» **Selection**:
= = = =

With a grant from the Keep Walking Fund of Johnnie Walker, Jelacic traveled to Bosnia to research refugee housing firsthand, enabling him and Gans to improve their original design. They replaced steel in the frames with fireproof ceramic, making the poles even lighter—and, in some areas, like Nigeria, less likely to be sold on the open market. The architects also made the bases and tops triangular instead of square so they would be more stable on uneven terrain. And because women, children, and old men often erect the housing in refugee camps, they simplified the assembly process.

In addition to supplying a water filtration system, they hope to outfit their shelter with a photovoltaic tarp—an "electric blanket" of sorts—that can power communication devices. "When I was in Bosnia in 2003, nearly every family had purchased, on the black market, a TV and a satellite dish," Jelacic explains. "Not for entertainment. The thing they really want is information. For a displaced person, it can be hard to find a dependable source of news about events that are affecting you." He admits that convincing relief agencies to provide this type of shelter won't be easy because "a lot of political maneuvering [goes] on over how much the refugees get. And, of course, the refugees always come out on the bottom."

As a Loeb Fellow, Jelacic looked at redesigning refugee camps altogether. Traditionally, most camps have been set up with rows of tents in a grid-like pattern. It's an ancient military-camp design, well documented by Greek historian Polybius in his attempts to explain the sudden rise of Rome. Because it's extremely efficient, Jelacic says no one has ever questioned it.

"The thing it precludes," he says, "is any type of recapitulation of community social structures." Refugees need to reconstruct their family units and neighborhoods, he says. That way, they can share cooking, childcare, and resources like fuel and water, and can prevent women from getting raped. Reconstructing livelihoods in the camps is also important, he adds. In Somalia, for instance, camps need to provide places where families can keep their cows. "Otherwise," he says, "it's like me without my laptop. I'm suddenly without my tools."

= = = =

» **Data provided**:

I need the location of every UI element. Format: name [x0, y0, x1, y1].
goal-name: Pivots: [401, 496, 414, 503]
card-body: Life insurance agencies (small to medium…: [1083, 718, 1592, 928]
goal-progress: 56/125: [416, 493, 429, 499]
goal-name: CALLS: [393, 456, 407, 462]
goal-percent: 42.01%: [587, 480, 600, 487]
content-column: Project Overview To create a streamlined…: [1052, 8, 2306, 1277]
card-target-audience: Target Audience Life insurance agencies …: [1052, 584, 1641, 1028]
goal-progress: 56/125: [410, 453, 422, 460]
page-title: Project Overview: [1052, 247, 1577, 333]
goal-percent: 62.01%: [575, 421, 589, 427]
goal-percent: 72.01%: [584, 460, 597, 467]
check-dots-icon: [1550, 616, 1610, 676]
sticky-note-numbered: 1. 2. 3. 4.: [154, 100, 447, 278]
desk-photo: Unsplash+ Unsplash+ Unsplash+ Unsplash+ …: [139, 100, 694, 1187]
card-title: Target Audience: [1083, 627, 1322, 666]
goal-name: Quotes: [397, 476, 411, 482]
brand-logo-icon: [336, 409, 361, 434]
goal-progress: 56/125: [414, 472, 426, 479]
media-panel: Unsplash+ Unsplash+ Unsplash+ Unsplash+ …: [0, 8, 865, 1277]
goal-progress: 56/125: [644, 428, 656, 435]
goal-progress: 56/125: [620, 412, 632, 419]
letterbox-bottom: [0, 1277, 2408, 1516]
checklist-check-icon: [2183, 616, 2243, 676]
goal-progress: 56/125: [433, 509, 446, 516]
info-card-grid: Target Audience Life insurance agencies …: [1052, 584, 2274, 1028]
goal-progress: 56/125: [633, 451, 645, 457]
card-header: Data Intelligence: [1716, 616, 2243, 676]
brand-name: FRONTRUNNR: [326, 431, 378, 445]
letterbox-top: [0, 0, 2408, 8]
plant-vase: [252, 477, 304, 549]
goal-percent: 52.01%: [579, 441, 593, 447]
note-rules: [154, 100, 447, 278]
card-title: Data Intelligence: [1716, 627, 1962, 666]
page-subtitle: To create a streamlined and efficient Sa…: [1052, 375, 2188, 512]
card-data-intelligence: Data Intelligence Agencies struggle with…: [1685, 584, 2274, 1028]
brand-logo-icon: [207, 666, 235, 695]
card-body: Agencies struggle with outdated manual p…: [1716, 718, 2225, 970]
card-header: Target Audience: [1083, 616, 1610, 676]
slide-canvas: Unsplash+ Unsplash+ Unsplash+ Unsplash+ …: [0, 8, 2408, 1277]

= = = =

Continue the passage on refugee shelter and camp design from the point where it ends. The records play no part in what follows.

Jelacic and Gans, whose firm is on the eightieth floor of the Empire State Building, have tackled related social challenges in their own backyard, including a new kind of transitional shelter for New York's homeless. They have also designed the "next generation school desk" for the city's School Construction Authority: more than a piece of furniture, the patented, cubical desk-and-seat unit on wheels is "like an office system for kids," Gans explains—a place where overcrowded urban school children can create their own little worlds.

Practical designs like these are expanding the purview of architecture, and even art: next year, Jelacic and Gans will exhibit their work at the Pompidou Center in Paris. For them, aesthetics has to play a role, whether in Lower Manhattan or sub-Saharan Africa. "People in New York, even if they're homeless, deserve beautiful surroundings. No matter how poor they are, they still appreciate beauty when they have access to it," Jelacic says. "Refugees in Sudan will work to make their surroundings beautiful. Whatever we make, it can't just be a functional, practical object because that would only be solving part of the problem. It also has to be an environment where people would want to live."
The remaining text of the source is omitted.